### What you should do
Print, exactly and completely, every entry in the data.
__________________________________________________
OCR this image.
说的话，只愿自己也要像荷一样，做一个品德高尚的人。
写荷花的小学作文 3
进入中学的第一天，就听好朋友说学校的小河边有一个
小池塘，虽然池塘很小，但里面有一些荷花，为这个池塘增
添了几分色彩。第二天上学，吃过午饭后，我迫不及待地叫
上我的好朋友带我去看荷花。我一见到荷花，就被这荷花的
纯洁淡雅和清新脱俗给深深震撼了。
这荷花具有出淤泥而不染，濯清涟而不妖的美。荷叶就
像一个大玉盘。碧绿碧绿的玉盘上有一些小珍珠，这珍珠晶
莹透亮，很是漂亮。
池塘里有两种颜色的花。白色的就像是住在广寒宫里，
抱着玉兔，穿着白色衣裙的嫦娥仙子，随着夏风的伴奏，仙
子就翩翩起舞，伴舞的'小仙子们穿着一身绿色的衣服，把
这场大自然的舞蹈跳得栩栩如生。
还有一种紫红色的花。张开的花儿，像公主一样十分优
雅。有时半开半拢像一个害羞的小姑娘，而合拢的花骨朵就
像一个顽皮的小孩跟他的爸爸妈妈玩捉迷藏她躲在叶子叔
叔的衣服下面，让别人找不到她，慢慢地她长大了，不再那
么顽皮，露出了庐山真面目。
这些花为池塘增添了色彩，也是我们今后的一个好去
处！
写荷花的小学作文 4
__________________________________________________
### Written answer
OCR this image.
说的话，只愿自己也要像荷一样，做一个品德高尚的人。
写荷花的小学作文 3
进入中学的第一天，就听好朋友说学校的小河边有一个
小池塘，虽然池塘很小，但里面有一些荷花，为这个池塘增
添了几分色彩。第二天上学，吃过午饭后，我迫不及待地叫
上我的好朋友带我去看荷花。我一见到荷花，就被这荷花的
纯洁淡雅和清新脱俗给深深震撼了。
这荷花具有出淤泥而不染，濯清涟而不妖的美。荷叶就
像一个大玉盘。碧绿碧绿的玉盘上有一些小珍珠，这珍珠晶
莹透亮，很是漂亮。
池塘里有两种颜色的花。白色的就像是住在广寒宫里，
抱着玉兔，穿着白色衣裙的嫦娥仙子，随着夏风的伴奏，仙
子就翩翩起舞，伴舞的'小仙子们穿着一身绿色的衣服，把
这场大自然的舞蹈跳得栩栩如生。
还有一种紫红色的花。张开的花儿，像公主一样十分优
雅。有时半开半拢像一个害羞的小姑娘，而合拢的花骨朵就
像一个顽皮的小孩跟他的爸爸妈妈玩捉迷藏她躲在叶子叔
叔的衣服下面，让别人找不到她，慢慢地她长大了，不再那
么顽皮，露出了庐山真面目。
这些花为池塘增添了色彩，也是我们今后的一个好去
处！
写荷花的小学作文 4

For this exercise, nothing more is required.